# Prompt:
Transcribe the whole listing without a single picture.
----
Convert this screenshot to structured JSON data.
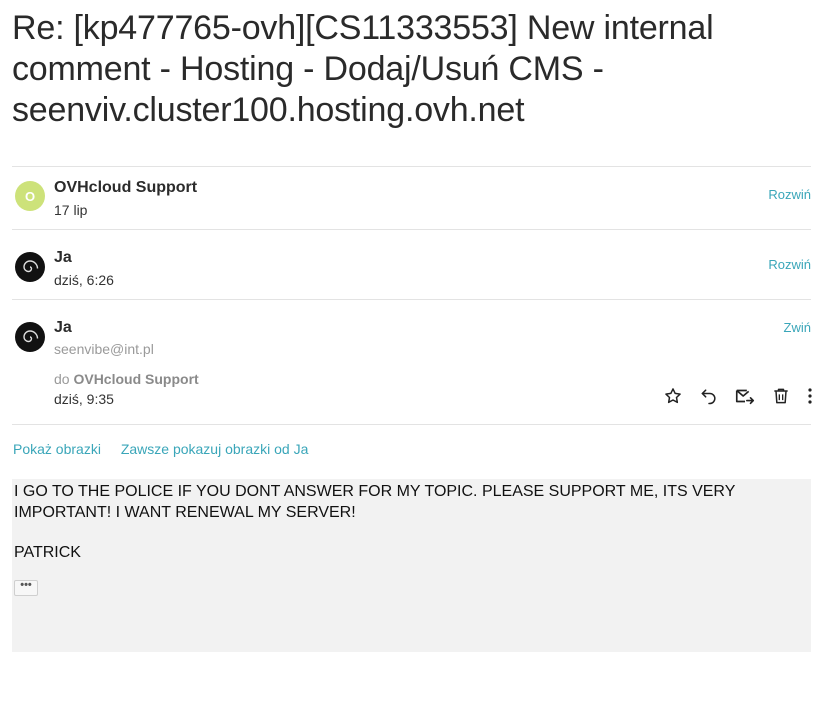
{
  "subject": "Re: [kp477765-ovh][CS11333553] New internal comment - Hosting - Dodaj/Usuń CMS - seenviv.cluster100.hosting.ovh.net",
  "messages": [
    {
      "avatar_letter": "O",
      "avatar_color": "#cde27a",
      "sender": "OVHcloud Support",
      "date": "17 lip",
      "toggle": "Rozwiń"
    },
    {
      "avatar_icon": "spiral-avatar-icon",
      "sender": "Ja",
      "date": "dziś, 6:26",
      "toggle": "Rozwiń"
    },
    {
      "avatar_icon": "spiral-avatar-icon",
      "sender": "Ja",
      "email": "seenvibe@int.pl",
      "to_prefix": "do",
      "to_name": "OVHcloud Support",
      "date": "dziś, 9:35",
      "toggle": "Zwiń",
      "actions": [
        "star-icon",
        "reply-icon",
        "move-icon",
        "delete-icon",
        "more-icon"
      ]
    }
  ],
  "images": {
    "show_label": "Pokaż obrazki",
    "always_show_label": "Zawsze pokazuj obrazki od Ja"
  },
  "body": {
    "text": "I GO TO THE POLICE IF YOU DONT ANSWER FOR MY TOPIC. PLEASE SUPPORT ME, ITS VERY IMPORTANT! I WANT RENEWAL MY SERVER!",
    "signature": "PATRICK",
    "ellipsis": "•••"
  },
  "colors": {
    "link": "#3aa6b9",
    "body_bg": "#f2f2f2",
    "divider": "#e3e3e3"
  }
}
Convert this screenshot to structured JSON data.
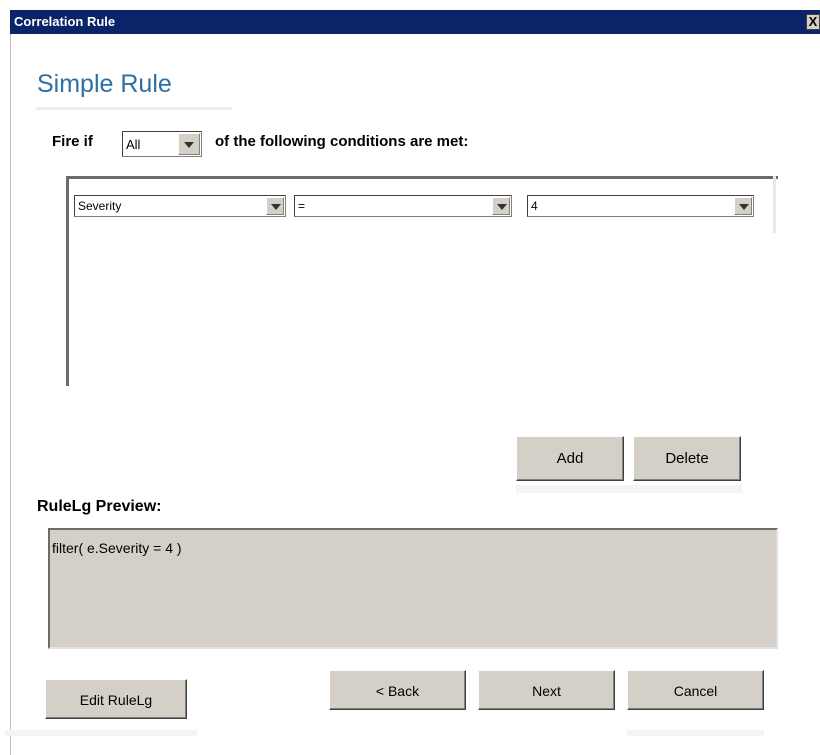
{
  "window": {
    "title": "Correlation Rule",
    "close_glyph": "X"
  },
  "heading": "Simple Rule",
  "fire": {
    "prefix": "Fire if",
    "selected": "All",
    "suffix": "of the following conditions are met:"
  },
  "condition": {
    "field": "Severity",
    "operator": "=",
    "value": "4"
  },
  "buttons": {
    "add": "Add",
    "delete": "Delete",
    "edit": "Edit RuleLg",
    "back": "< Back",
    "next": "Next",
    "cancel": "Cancel"
  },
  "preview": {
    "label": "RuleLg Preview:",
    "text": "filter( e.Severity = 4 )"
  },
  "colors": {
    "titlebar": "#0a246a",
    "heading": "#2b70a6",
    "button_face": "#d4d0c8"
  }
}
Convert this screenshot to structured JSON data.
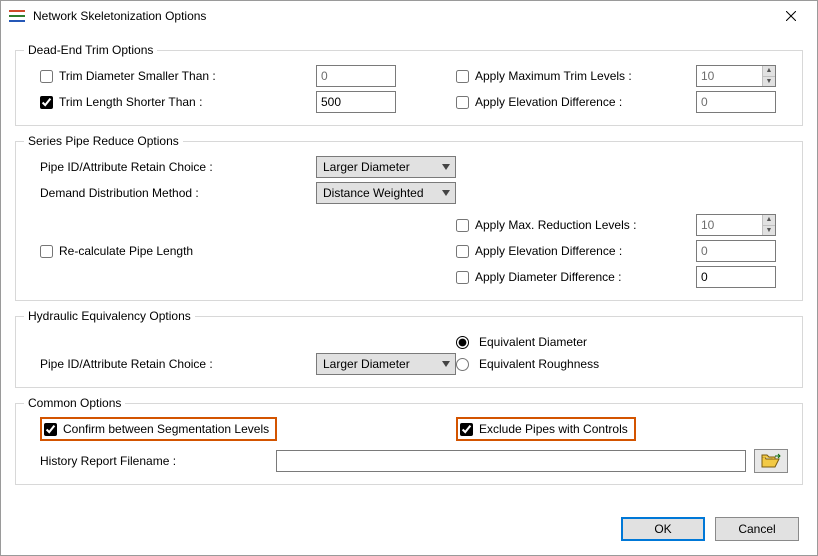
{
  "window": {
    "title": "Network Skeletonization Options"
  },
  "groups": {
    "deadend": {
      "legend": "Dead-End Trim Options",
      "trimDiameter": {
        "label": "Trim Diameter Smaller Than :",
        "checked": false,
        "value": "0"
      },
      "trimLength": {
        "label": "Trim Length Shorter Than :",
        "checked": true,
        "value": "500"
      },
      "applyMaxTrim": {
        "label": "Apply Maximum Trim Levels :",
        "checked": false,
        "value": "10"
      },
      "applyElevDiff": {
        "label": "Apply Elevation Difference :",
        "checked": false,
        "value": "0"
      }
    },
    "series": {
      "legend": "Series Pipe Reduce Options",
      "pipeRetainLabel": "Pipe ID/Attribute Retain Choice :",
      "pipeRetainValue": "Larger Diameter",
      "demandLabel": "Demand Distribution Method :",
      "demandValue": "Distance Weighted",
      "recalc": {
        "label": "Re-calculate Pipe Length",
        "checked": false
      },
      "applyMaxRed": {
        "label": "Apply Max. Reduction Levels :",
        "checked": false,
        "value": "10"
      },
      "applyElevDiff": {
        "label": "Apply Elevation Difference :",
        "checked": false,
        "value": "0"
      },
      "applyDiamDiff": {
        "label": "Apply Diameter Difference :",
        "checked": false,
        "value": "0"
      }
    },
    "hydraulic": {
      "legend": "Hydraulic Equivalency Options",
      "pipeRetainLabel": "Pipe ID/Attribute Retain Choice :",
      "pipeRetainValue": "Larger Diameter",
      "equivDiameter": "Equivalent Diameter",
      "equivRoughness": "Equivalent Roughness"
    },
    "common": {
      "legend": "Common Options",
      "confirm": {
        "label": "Confirm between Segmentation Levels",
        "checked": true
      },
      "exclude": {
        "label": "Exclude Pipes with Controls",
        "checked": true
      },
      "historyLabel": "History Report Filename :",
      "historyValue": ""
    }
  },
  "buttons": {
    "ok": "OK",
    "cancel": "Cancel"
  }
}
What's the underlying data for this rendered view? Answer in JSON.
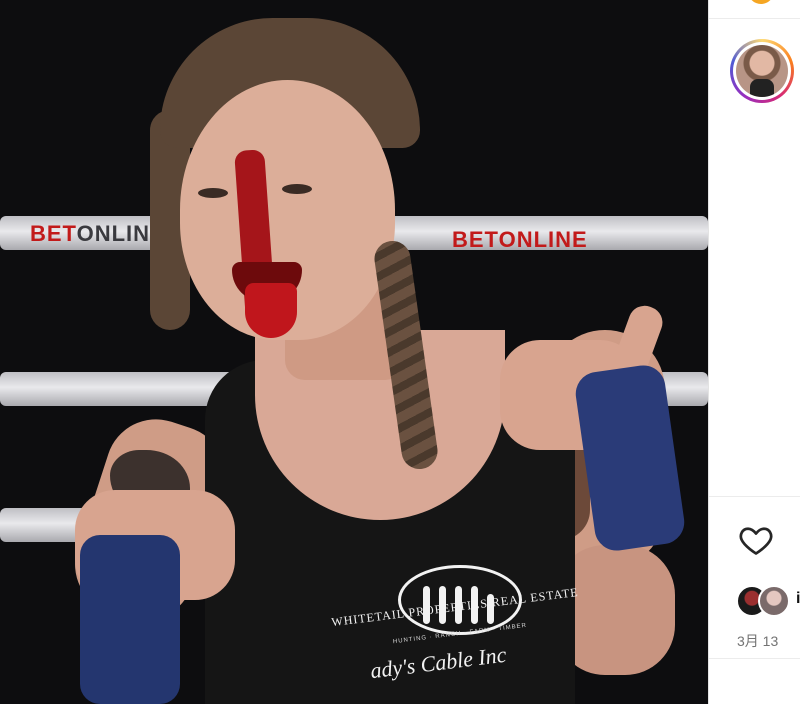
{
  "photo": {
    "rope_banner_brand": "BET",
    "rope_banner_brand_rest": "ONLINE",
    "rope_banner_brand_right": "BETONLINE",
    "shirt_sponsor": "WHITETAIL PROPERTIES REAL ESTATE",
    "shirt_sponsor_sub": "HUNTING · RANCH · FARM · TIMBER",
    "shirt_script": "ady's Cable Inc"
  },
  "sidebar": {
    "avatar_icon": "profile-avatar",
    "like_icon": "heart-outline-icon",
    "liker_more": "i",
    "date": "3月 13"
  },
  "colors": {
    "avatar_ring": [
      "#feda75",
      "#fa7e1e",
      "#d62976",
      "#962fbf",
      "#4f5bd5"
    ],
    "date_text": "#737373",
    "wraps": "#24366f",
    "blood": "#a5151a"
  }
}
----
# The response:
Convert this screenshot to structured JSON data.
{
  "subject": "Re: [kp477765-ovh][CS11333553] New internal comment - Hosting - Dodaj/Usuń CMS - seenviv.cluster100.hosting.ovh.net",
  "messages": [
    {
      "avatar_letter": "O",
      "avatar_color": "#cde27a",
      "sender": "OVHcloud Support",
      "date": "17 lip",
      "toggle": "Rozwiń"
    },
    {
      "avatar_icon": "spiral-avatar-icon",
      "sender": "Ja",
      "date": "dziś, 6:26",
      "toggle": "Rozwiń"
    },
    {
      "avatar_icon": "spiral-avatar-icon",
      "sender": "Ja",
      "email": "seenvibe@int.pl",
      "to_prefix": "do",
      "to_name": "OVHcloud Support",
      "date": "dziś, 9:35",
      "toggle": "Zwiń",
      "actions": [
        "star-icon",
        "reply-icon",
        "move-icon",
        "delete-icon",
        "more-icon"
      ]
    }
  ],
  "images": {
    "show_label": "Pokaż obrazki",
    "always_show_label": "Zawsze pokazuj obrazki od Ja"
  },
  "body": {
    "text": "I GO TO THE POLICE IF YOU DONT ANSWER FOR MY TOPIC. PLEASE SUPPORT ME, ITS VERY IMPORTANT! I WANT RENEWAL MY SERVER!",
    "signature": "PATRICK",
    "ellipsis": "•••"
  },
  "colors": {
    "link": "#3aa6b9",
    "body_bg": "#f2f2f2",
    "divider": "#e3e3e3"
  }
}
Convert this screenshot to structured JSON data.
{
  "window": {
    "title": "Correlation Rule",
    "close_glyph": "X"
  },
  "heading": "Simple Rule",
  "fire": {
    "prefix": "Fire if",
    "selected": "All",
    "suffix": "of the following conditions are met:"
  },
  "condition": {
    "field": "Severity",
    "operator": "=",
    "value": "4"
  },
  "buttons": {
    "add": "Add",
    "delete": "Delete",
    "edit": "Edit RuleLg",
    "back": "< Back",
    "next": "Next",
    "cancel": "Cancel"
  },
  "preview": {
    "label": "RuleLg Preview:",
    "text": "filter( e.Severity = 4 )"
  },
  "colors": {
    "titlebar": "#0a246a",
    "heading": "#2b70a6",
    "button_face": "#d4d0c8"
  }
}
Convert this screenshot to structured JSON data.
{
  "window": {
    "title": "Network Skeletonization Options"
  },
  "groups": {
    "deadend": {
      "legend": "Dead-End Trim Options",
      "trimDiameter": {
        "label": "Trim Diameter Smaller Than :",
        "checked": false,
        "value": "0"
      },
      "trimLength": {
        "label": "Trim Length Shorter Than :",
        "checked": true,
        "value": "500"
      },
      "applyMaxTrim": {
        "label": "Apply Maximum Trim Levels :",
        "checked": false,
        "value": "10"
      },
      "applyElevDiff": {
        "label": "Apply Elevation Difference :",
        "checked": false,
        "value": "0"
      }
    },
    "series": {
      "legend": "Series Pipe Reduce Options",
      "pipeRetainLabel": "Pipe ID/Attribute Retain Choice :",
      "pipeRetainValue": "Larger Diameter",
      "demandLabel": "Demand Distribution Method :",
      "demandValue": "Distance Weighted",
      "recalc": {
        "label": "Re-calculate Pipe Length",
        "checked": false
      },
      "applyMaxRed": {
        "label": "Apply Max. Reduction Levels :",
        "checked": false,
        "value": "10"
      },
      "applyElevDiff": {
        "label": "Apply Elevation Difference :",
        "checked": false,
        "value": "0"
      },
      "applyDiamDiff": {
        "label": "Apply Diameter Difference :",
        "checked": false,
        "value": "0"
      }
    },
    "hydraulic": {
      "legend": "Hydraulic Equivalency Options",
      "pipeRetainLabel": "Pipe ID/Attribute Retain Choice :",
      "pipeRetainValue": "Larger Diameter",
      "equivDiameter": "Equivalent Diameter",
      "equivRoughness": "Equivalent Roughness"
    },
    "common": {
      "legend": "Common Options",
      "confirm": {
        "label": "Confirm between Segmentation Levels",
        "checked": true
      },
      "exclude": {
        "label": "Exclude Pipes with Controls",
        "checked": true
      },
      "historyLabel": "History Report Filename :",
      "historyValue": ""
    }
  },
  "buttons": {
    "ok": "OK",
    "cancel": "Cancel"
  }
}
What's the underlying data for this rendered view? Answer in JSON.
{
  "photo": {
    "rope_banner_brand": "BET",
    "rope_banner_brand_rest": "ONLINE",
    "rope_banner_brand_right": "BETONLINE",
    "shirt_sponsor": "WHITETAIL PROPERTIES REAL ESTATE",
    "shirt_sponsor_sub": "HUNTING · RANCH · FARM · TIMBER",
    "shirt_script": "ady's Cable Inc"
  },
  "sidebar": {
    "avatar_icon": "profile-avatar",
    "like_icon": "heart-outline-icon",
    "liker_more": "i",
    "date": "3月 13"
  },
  "colors": {
    "avatar_ring": [
      "#feda75",
      "#fa7e1e",
      "#d62976",
      "#962fbf",
      "#4f5bd5"
    ],
    "date_text": "#737373",
    "wraps": "#24366f",
    "blood": "#a5151a"
  }
}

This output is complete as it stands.